# GIVEN RECORDS

▼

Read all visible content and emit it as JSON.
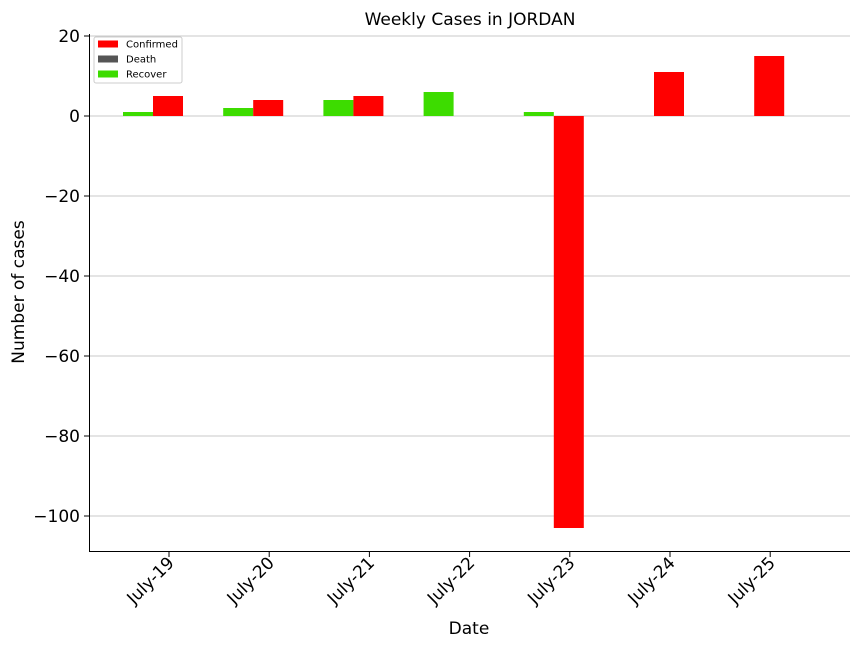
{
  "chart_data": {
    "type": "bar",
    "title": "Weekly Cases in JORDAN",
    "xlabel": "Date",
    "ylabel": "Number of cases",
    "categories": [
      "July-19",
      "July-20",
      "July-21",
      "July-22",
      "July-23",
      "July-24",
      "July-25"
    ],
    "ylim": [
      -109,
      20.5
    ],
    "yticks": [
      20,
      0,
      -20,
      -40,
      -60,
      -80,
      -100
    ],
    "ytick_labels": [
      "20",
      "0",
      "−20",
      "−40",
      "−60",
      "−80",
      "−100"
    ],
    "grid": "horizontal",
    "legend_position": "top-left",
    "series": [
      {
        "name": "Confirmed",
        "color": "#ff0000",
        "values": [
          5,
          4,
          5,
          0,
          -103,
          11,
          15
        ]
      },
      {
        "name": "Death",
        "color": "#555555",
        "values": [
          0,
          0,
          0,
          0,
          0,
          0,
          0
        ]
      },
      {
        "name": "Recover",
        "color": "#3ddc00",
        "values": [
          1,
          2,
          4,
          6,
          1,
          0,
          0
        ]
      }
    ]
  }
}
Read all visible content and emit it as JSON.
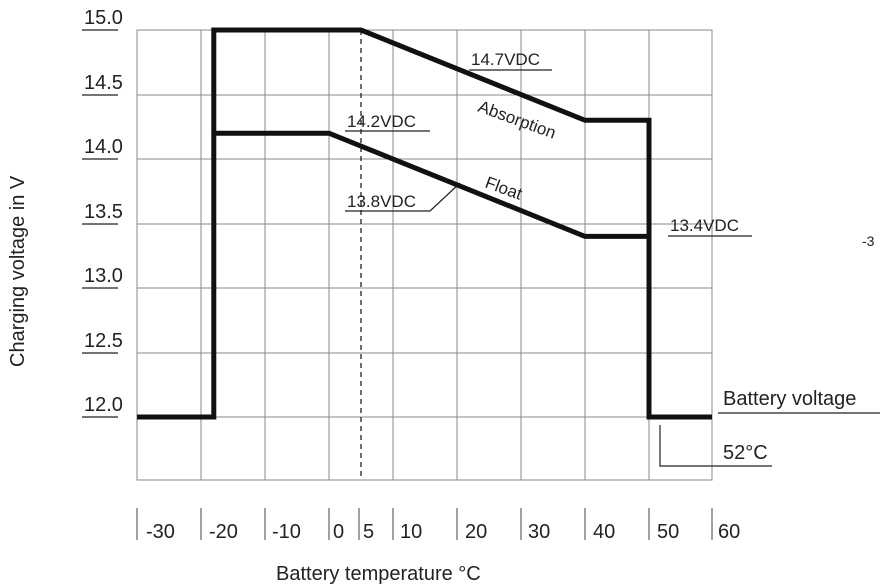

▲

# PROBLEM DETAILS
Drop the pictures and reproduce the rest of the entries above exactly.

# THE COMPLETED TASK
Read all visible content and emit it as JSON.
{
  "chart_data": {
    "type": "bar",
    "title": "Weekly Cases in JORDAN",
    "xlabel": "Date",
    "ylabel": "Number of cases",
    "categories": [
      "July-19",
      "July-20",
      "July-21",
      "July-22",
      "July-23",
      "July-24",
      "July-25"
    ],
    "ylim": [
      -109,
      20.5
    ],
    "yticks": [
      20,
      0,
      -20,
      -40,
      -60,
      -80,
      -100
    ],
    "ytick_labels": [
      "20",
      "0",
      "−20",
      "−40",
      "−60",
      "−80",
      "−100"
    ],
    "grid": "horizontal",
    "legend_position": "top-left",
    "series": [
      {
        "name": "Confirmed",
        "color": "#ff0000",
        "values": [
          5,
          4,
          5,
          0,
          -103,
          11,
          15
        ]
      },
      {
        "name": "Death",
        "color": "#555555",
        "values": [
          0,
          0,
          0,
          0,
          0,
          0,
          0
        ]
      },
      {
        "name": "Recover",
        "color": "#3ddc00",
        "values": [
          1,
          2,
          4,
          6,
          1,
          0,
          0
        ]
      }
    ]
  }
}
Read all visible content and emit it as JSON.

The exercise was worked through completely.